Supplied material ▸
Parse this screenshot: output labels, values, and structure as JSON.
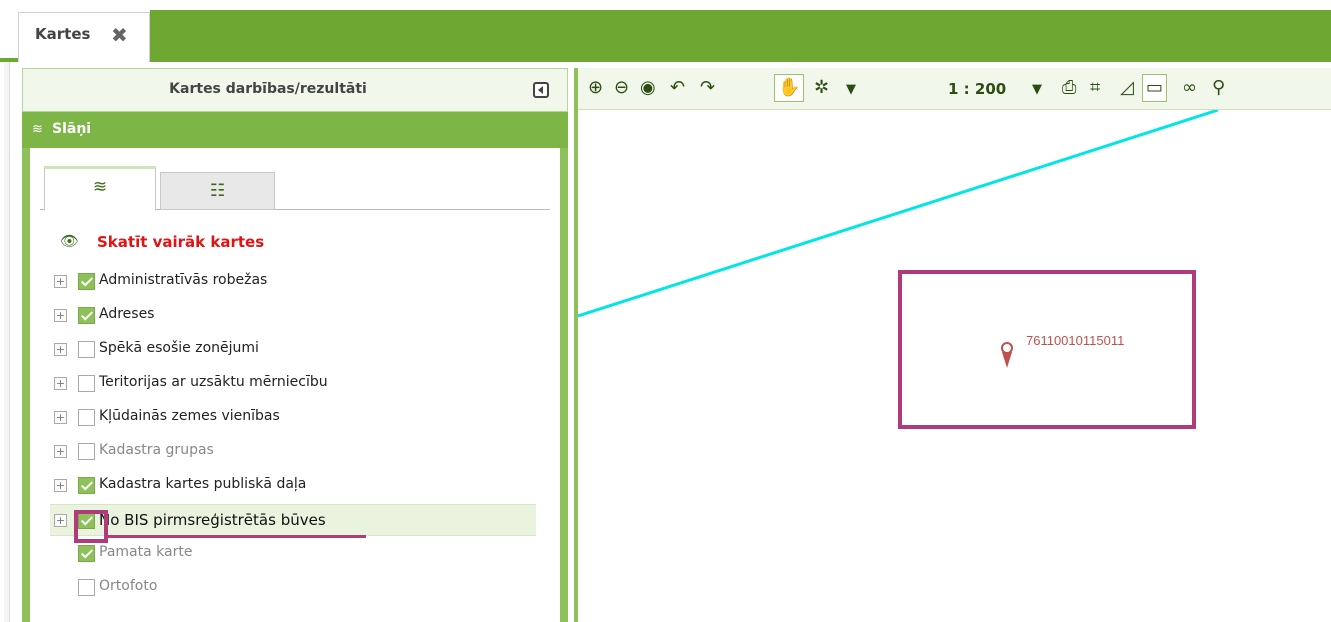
{
  "top_tab": {
    "label": "Kartes",
    "close_icon": "close-icon"
  },
  "left_panel": {
    "title": "Kartes darbības/rezultāti",
    "collapse_icon": "collapse-left-icon",
    "section_title": "Slāņi",
    "section_icon": "layers-icon",
    "tabs": [
      {
        "icon": "layers-icon",
        "active": true
      },
      {
        "icon": "list-icon",
        "active": false
      }
    ],
    "more_maps_label": "Skatīt vairāk kartes",
    "layers": [
      {
        "label": "Administratīvās robežas",
        "checked": true,
        "expandable": true,
        "muted": false
      },
      {
        "label": "Adreses",
        "checked": true,
        "expandable": true,
        "muted": false
      },
      {
        "label": "Spēkā esošie zonējumi",
        "checked": false,
        "expandable": true,
        "muted": false
      },
      {
        "label": "Teritorijas ar uzsāktu mērniecību",
        "checked": false,
        "expandable": true,
        "muted": false
      },
      {
        "label": "Kļūdainās zemes vienības",
        "checked": false,
        "expandable": true,
        "muted": false
      },
      {
        "label": "Kadastra grupas",
        "checked": false,
        "expandable": true,
        "muted": true
      },
      {
        "label": "Kadastra kartes publiskā daļa",
        "checked": true,
        "expandable": true,
        "muted": false
      },
      {
        "label": "No BIS pirmsreģistrētās būves",
        "checked": true,
        "expandable": true,
        "muted": false,
        "highlighted": true
      },
      {
        "label": "Pamata karte",
        "checked": true,
        "expandable": false,
        "muted": true
      },
      {
        "label": "Ortofoto",
        "checked": false,
        "expandable": false,
        "muted": true
      }
    ]
  },
  "map_toolbar": {
    "scale": "1 : 200",
    "tools": [
      "zoom-in-icon",
      "zoom-out-icon",
      "globe-icon",
      "undo-icon",
      "redo-icon",
      "pan-hand-icon",
      "select-icon",
      "dropdown-icon",
      "scale-dropdown-icon",
      "print-icon",
      "coordinates-icon",
      "measure-icon",
      "comment-icon",
      "link-icon",
      "edit-link-icon"
    ]
  },
  "map": {
    "parcel_code": "76110010115011",
    "line_color": "#00e5e5",
    "marker_color": "#c0504d",
    "highlight_color": "#b03a7a"
  }
}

Given problem ▸ Write out the records above once more, word for word, with no pictures.

Final answer ▸
Parse this screenshot: output labels, values, and structure as JSON.
{
  "top_tab": {
    "label": "Kartes",
    "close_icon": "close-icon"
  },
  "left_panel": {
    "title": "Kartes darbības/rezultāti",
    "collapse_icon": "collapse-left-icon",
    "section_title": "Slāņi",
    "section_icon": "layers-icon",
    "tabs": [
      {
        "icon": "layers-icon",
        "active": true
      },
      {
        "icon": "list-icon",
        "active": false
      }
    ],
    "more_maps_label": "Skatīt vairāk kartes",
    "layers": [
      {
        "label": "Administratīvās robežas",
        "checked": true,
        "expandable": true,
        "muted": false
      },
      {
        "label": "Adreses",
        "checked": true,
        "expandable": true,
        "muted": false
      },
      {
        "label": "Spēkā esošie zonējumi",
        "checked": false,
        "expandable": true,
        "muted": false
      },
      {
        "label": "Teritorijas ar uzsāktu mērniecību",
        "checked": false,
        "expandable": true,
        "muted": false
      },
      {
        "label": "Kļūdainās zemes vienības",
        "checked": false,
        "expandable": true,
        "muted": false
      },
      {
        "label": "Kadastra grupas",
        "checked": false,
        "expandable": true,
        "muted": true
      },
      {
        "label": "Kadastra kartes publiskā daļa",
        "checked": true,
        "expandable": true,
        "muted": false
      },
      {
        "label": "No BIS pirmsreģistrētās būves",
        "checked": true,
        "expandable": true,
        "muted": false,
        "highlighted": true
      },
      {
        "label": "Pamata karte",
        "checked": true,
        "expandable": false,
        "muted": true
      },
      {
        "label": "Ortofoto",
        "checked": false,
        "expandable": false,
        "muted": true
      }
    ]
  },
  "map_toolbar": {
    "scale": "1 : 200",
    "tools": [
      "zoom-in-icon",
      "zoom-out-icon",
      "globe-icon",
      "undo-icon",
      "redo-icon",
      "pan-hand-icon",
      "select-icon",
      "dropdown-icon",
      "scale-dropdown-icon",
      "print-icon",
      "coordinates-icon",
      "measure-icon",
      "comment-icon",
      "link-icon",
      "edit-link-icon"
    ]
  },
  "map": {
    "parcel_code": "76110010115011",
    "line_color": "#00e5e5",
    "marker_color": "#c0504d",
    "highlight_color": "#b03a7a"
  }
}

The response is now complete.